-- DATA FOR PROCESSING --
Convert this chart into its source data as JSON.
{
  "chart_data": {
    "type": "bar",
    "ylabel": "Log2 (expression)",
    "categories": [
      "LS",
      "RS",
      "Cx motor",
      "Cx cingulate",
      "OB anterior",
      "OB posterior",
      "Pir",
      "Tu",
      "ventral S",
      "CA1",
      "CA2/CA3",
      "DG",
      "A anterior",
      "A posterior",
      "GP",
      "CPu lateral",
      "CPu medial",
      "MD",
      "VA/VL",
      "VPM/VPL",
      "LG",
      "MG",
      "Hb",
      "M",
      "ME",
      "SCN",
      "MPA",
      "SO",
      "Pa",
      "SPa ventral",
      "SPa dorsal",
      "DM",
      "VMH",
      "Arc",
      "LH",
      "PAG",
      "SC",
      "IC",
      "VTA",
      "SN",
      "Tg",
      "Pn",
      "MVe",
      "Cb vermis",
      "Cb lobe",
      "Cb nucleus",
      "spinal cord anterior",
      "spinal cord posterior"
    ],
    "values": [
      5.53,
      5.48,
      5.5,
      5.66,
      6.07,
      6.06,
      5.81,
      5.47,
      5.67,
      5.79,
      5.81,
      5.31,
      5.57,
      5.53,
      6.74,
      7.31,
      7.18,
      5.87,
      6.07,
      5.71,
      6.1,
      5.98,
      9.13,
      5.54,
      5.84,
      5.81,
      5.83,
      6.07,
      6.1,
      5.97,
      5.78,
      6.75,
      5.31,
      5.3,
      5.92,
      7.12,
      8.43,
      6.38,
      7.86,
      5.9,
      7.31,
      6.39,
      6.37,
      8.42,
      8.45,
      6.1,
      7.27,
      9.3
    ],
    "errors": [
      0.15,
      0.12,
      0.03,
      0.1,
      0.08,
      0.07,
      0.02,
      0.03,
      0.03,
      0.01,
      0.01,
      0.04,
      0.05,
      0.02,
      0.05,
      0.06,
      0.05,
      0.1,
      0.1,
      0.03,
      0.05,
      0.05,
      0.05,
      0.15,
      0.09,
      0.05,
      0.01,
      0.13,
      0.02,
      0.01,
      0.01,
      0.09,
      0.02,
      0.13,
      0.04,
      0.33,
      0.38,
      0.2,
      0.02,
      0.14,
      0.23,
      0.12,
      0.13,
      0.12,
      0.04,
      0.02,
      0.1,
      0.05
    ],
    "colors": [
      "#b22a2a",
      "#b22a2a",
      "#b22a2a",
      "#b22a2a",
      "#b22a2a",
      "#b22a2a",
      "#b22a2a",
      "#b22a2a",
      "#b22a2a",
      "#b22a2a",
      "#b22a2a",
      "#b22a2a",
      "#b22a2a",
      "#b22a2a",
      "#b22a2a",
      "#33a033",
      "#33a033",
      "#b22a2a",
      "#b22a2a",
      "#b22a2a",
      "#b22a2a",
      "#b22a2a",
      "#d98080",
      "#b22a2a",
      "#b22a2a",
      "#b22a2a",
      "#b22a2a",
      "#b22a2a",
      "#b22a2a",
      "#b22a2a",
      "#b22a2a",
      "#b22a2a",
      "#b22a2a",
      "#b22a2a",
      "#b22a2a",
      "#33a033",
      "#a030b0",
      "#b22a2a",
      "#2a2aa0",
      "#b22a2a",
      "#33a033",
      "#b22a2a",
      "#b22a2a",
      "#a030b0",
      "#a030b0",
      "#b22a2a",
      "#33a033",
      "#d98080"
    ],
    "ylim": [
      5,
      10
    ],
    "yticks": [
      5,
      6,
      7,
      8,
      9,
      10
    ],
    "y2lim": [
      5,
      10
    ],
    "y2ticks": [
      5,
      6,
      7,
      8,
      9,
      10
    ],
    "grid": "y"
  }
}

-- TASK DIRECTIONS --
Copy each line above that contains the word "spinal".

-- COMPLETE ANSWER --
      "spinal cord anterior",
      "spinal cord posterior"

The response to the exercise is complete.